■ Records for processing ■
## Begin

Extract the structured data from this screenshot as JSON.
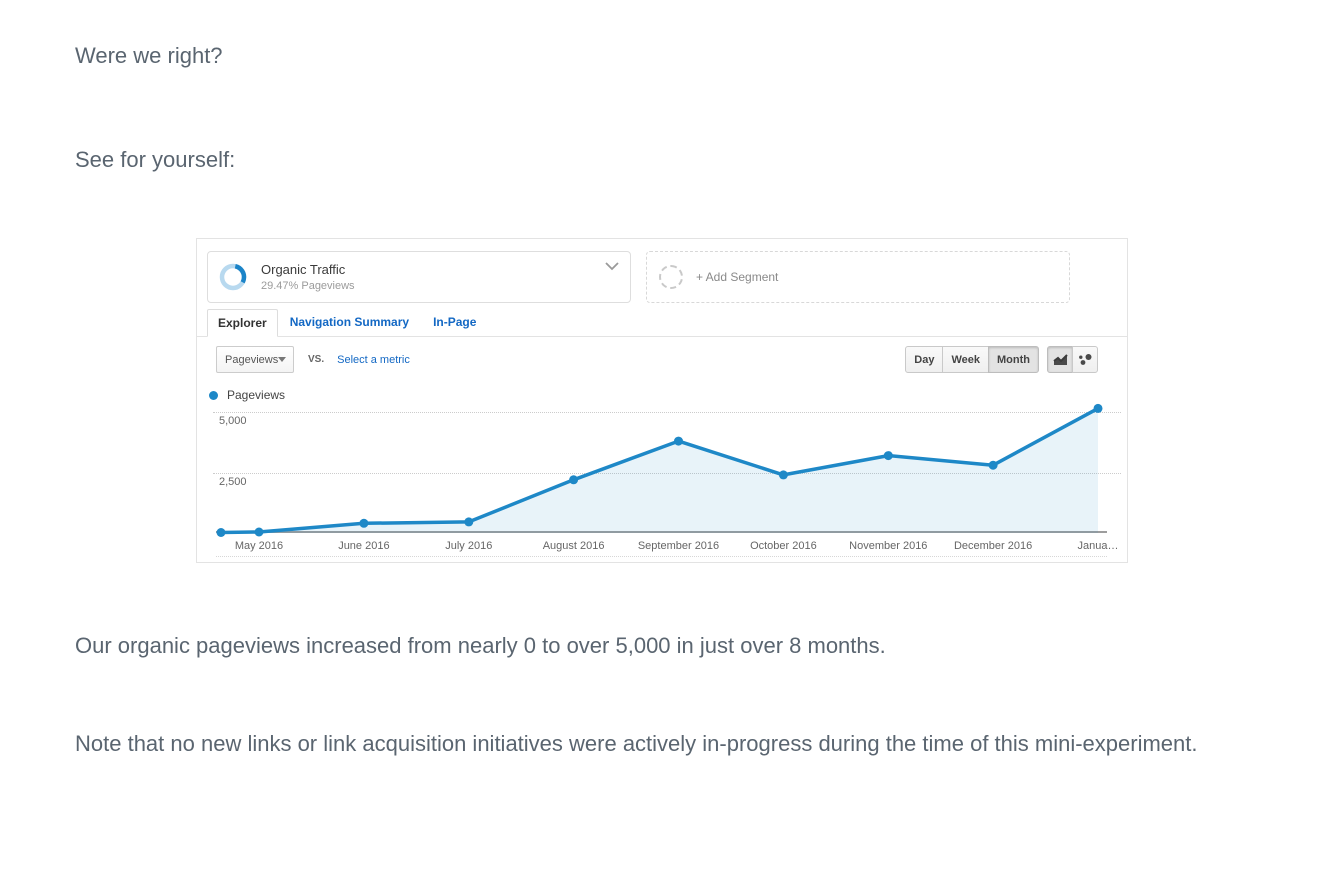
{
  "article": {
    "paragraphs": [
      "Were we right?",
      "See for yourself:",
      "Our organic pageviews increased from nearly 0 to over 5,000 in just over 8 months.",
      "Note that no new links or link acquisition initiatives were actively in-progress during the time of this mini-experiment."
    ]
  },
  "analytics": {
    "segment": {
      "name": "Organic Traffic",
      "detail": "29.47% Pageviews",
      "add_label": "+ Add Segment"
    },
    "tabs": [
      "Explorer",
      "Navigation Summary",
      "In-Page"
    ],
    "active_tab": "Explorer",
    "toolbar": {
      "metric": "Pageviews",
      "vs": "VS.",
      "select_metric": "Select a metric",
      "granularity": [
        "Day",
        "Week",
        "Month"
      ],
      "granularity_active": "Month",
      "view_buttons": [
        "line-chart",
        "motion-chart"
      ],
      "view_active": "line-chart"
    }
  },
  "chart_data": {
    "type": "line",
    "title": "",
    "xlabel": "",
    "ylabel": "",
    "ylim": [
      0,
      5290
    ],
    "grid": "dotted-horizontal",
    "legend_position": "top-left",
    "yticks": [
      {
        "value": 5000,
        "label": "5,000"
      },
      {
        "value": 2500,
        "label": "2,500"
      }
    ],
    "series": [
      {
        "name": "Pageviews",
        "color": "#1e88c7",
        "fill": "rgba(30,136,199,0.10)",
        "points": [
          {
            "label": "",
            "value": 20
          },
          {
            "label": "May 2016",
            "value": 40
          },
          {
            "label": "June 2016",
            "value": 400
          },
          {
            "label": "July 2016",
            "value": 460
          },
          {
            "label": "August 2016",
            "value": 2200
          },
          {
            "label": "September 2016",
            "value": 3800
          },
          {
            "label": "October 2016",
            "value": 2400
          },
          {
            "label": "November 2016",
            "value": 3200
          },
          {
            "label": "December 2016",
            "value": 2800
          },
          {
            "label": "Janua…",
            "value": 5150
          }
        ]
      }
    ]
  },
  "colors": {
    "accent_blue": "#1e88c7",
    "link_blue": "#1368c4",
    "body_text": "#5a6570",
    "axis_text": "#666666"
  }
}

## End
## Begin

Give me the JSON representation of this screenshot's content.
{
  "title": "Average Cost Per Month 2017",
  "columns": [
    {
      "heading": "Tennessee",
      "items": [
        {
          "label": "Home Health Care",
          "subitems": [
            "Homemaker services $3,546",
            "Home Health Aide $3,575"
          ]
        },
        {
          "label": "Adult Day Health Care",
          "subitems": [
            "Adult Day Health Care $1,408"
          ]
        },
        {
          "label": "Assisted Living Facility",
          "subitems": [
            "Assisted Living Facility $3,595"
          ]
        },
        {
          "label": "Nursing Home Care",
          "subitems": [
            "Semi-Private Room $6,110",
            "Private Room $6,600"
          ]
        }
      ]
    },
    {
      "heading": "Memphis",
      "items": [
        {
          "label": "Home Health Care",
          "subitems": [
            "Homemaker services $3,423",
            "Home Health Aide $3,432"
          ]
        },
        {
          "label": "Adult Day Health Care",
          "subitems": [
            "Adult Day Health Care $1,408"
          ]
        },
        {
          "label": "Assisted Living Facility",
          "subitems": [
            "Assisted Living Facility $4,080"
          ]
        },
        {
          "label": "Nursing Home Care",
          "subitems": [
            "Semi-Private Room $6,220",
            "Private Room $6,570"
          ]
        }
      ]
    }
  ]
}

## End

■ Stated task ■
Among the lines of the material, find those that hold the word "Private" and copy them.

■ Final answer ■
            "Semi-Private Room $6,110",
            "Private Room $6,600"
            "Semi-Private Room $6,220",
            "Private Room $6,570"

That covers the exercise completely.